• 演習テキスト:
-----

表14-1 PATH環境変数に必要なファイル

ファイル 存在するディレクトリ

wlsifconfig.sh

MSERVER_HOME/bin/server_migration

wlscontrol.sh

WL_HOME/common/bin

nodemanager.domains

WL_HOME/common/nodemanager


WebLogicユーザー('oracle')にパスワード制約のないsudo権限を付与し、/sbin/ifconfigおよび/sbin/arpingバイナリへの実行権限を付与します。

セキュリティ上の理由から、sudowlsifconfig.shスクリプトを実行するために必要なコマンドのサブセットに限定する必要があります。たとえば、wlsifconfig.shスクリプトに環境およびスーパーユーザー権限を設定するには、次の手順を実行します。


注意:

この手順の実行に適したsudoおよびシステム権限は、システム管理者に問い合せてください。


WebLogicユーザーoracleにパスワード制約のないsudo権限を付与し、/sbin/ifconfigおよび/sbin/arpingバイナリへの実行権限を付与します。

スクリプトがWebLogicユーザー('oracle')によって実行可能であることを確認してください。次に、sudo権限をoracleifconfigおよびarpingに渡って付与する/etc/sudoers内のエントリの例を示します。

WebLogicユーザー('oracle')にパスワード制約のないsudo権限を付与し、/sbin/ifconfigおよび/sbin/arpingバイナリへの実行権限を付与する場合は、次のようになります。

Defaults:oracle !requiretty
oracle ALL=NOPASSWD: /sbin/ifconfig,/sbin/arping

14.6 サーバー移行ターゲットの構成

この項では、サーバー移行のターゲットを構成します。クラスタ移行を構成すると、DataSourceForAutomaticMigrationプロパティがtrueに設定されます。

クラスタ内で移行を構成する手順は、次のとおりです。

  1. 第16.2項「アイデンティティ管理コンソールのURLについて」に記載されているURLを使用して、Oracle WebLogic Server管理コンソールにログインします。

  2. 「ドメイン構造」ウィンドウで、「環境」を開いて「クラスタ」を選択します。「クラスタのサマリー」ページが表示されます。

  3. 表の「名前」列で移行を構成するクラスタ(oim_cluster)をクリックします。

  4. 「移行」タブをクリックします。

  5. 「ロックして編集」をクリックします。

  6. 「使用可能」フィールドで、移行を許可するマシン(IDMHOST1およびIDMHOST2)を選択し、右矢印をクリックします。

  7. 自動移行に使用するデータ・ソースを選択します。ここでは、リース・データ・ソースを選択します。

  8. 「保存」をクリックします。

  9. 「変更のアクティブ化」をクリックします。

  10. SOAクラスタに対して手順2から9を繰り返します。

  11. サーバー移行の候補マシンを設定します。次のように、すべての管理対象サーバーについてこのタスクを実行する必要があります。

    1. 「ロックして編集」をクリックします。

    2. Oracle WebLogic Server管理コンソールの「ドメイン構造」ウィンドウで、「環境」を開き、「サーバー」を選択します。

-----

• 抽出データ:
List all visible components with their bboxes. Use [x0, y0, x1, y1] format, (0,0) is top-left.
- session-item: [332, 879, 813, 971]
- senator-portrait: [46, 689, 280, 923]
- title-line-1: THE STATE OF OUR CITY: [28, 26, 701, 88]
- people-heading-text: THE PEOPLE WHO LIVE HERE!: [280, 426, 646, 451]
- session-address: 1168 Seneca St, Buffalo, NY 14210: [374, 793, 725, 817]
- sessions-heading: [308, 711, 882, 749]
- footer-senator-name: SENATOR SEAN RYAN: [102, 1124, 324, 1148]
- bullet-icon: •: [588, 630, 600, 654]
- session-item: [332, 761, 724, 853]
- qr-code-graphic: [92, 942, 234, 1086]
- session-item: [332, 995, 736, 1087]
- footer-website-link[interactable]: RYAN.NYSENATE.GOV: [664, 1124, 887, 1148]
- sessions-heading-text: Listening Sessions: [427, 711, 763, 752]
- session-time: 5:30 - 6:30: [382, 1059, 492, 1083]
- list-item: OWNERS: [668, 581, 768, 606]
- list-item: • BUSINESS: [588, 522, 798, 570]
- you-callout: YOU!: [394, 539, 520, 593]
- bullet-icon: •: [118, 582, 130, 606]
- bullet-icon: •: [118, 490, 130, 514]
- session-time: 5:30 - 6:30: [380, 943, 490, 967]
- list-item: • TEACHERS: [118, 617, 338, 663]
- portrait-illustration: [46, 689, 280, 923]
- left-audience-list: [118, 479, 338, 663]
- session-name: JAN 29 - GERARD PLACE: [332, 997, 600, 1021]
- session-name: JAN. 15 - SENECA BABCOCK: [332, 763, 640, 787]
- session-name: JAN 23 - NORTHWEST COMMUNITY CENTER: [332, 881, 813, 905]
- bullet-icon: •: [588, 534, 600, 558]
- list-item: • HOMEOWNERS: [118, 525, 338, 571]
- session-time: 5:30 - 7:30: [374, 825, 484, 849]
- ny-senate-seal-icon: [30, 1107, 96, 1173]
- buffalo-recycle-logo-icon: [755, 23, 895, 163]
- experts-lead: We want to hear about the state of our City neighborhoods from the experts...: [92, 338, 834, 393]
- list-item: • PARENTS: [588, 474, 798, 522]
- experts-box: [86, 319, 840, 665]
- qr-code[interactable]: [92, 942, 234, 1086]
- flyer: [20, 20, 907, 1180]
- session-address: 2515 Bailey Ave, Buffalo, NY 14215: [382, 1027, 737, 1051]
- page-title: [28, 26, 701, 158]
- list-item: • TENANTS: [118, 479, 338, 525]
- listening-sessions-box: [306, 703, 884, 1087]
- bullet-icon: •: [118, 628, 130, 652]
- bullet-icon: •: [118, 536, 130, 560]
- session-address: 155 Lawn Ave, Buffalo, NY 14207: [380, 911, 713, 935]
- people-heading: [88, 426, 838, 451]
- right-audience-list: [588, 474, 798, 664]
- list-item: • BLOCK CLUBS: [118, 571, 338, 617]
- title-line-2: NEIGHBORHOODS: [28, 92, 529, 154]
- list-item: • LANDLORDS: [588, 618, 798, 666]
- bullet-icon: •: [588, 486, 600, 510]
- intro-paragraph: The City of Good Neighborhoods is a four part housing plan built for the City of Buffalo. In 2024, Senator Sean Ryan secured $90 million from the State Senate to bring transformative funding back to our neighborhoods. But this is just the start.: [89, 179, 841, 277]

-----

• やってみよう: 演習テキストのサーバー移行ターゲットの構成手順では、「使用可能」フィールドで移行を許可するマシンとしてどれを選択しますか。

• 課題の結果: IDMHOST1とIDMHOST2を選択します。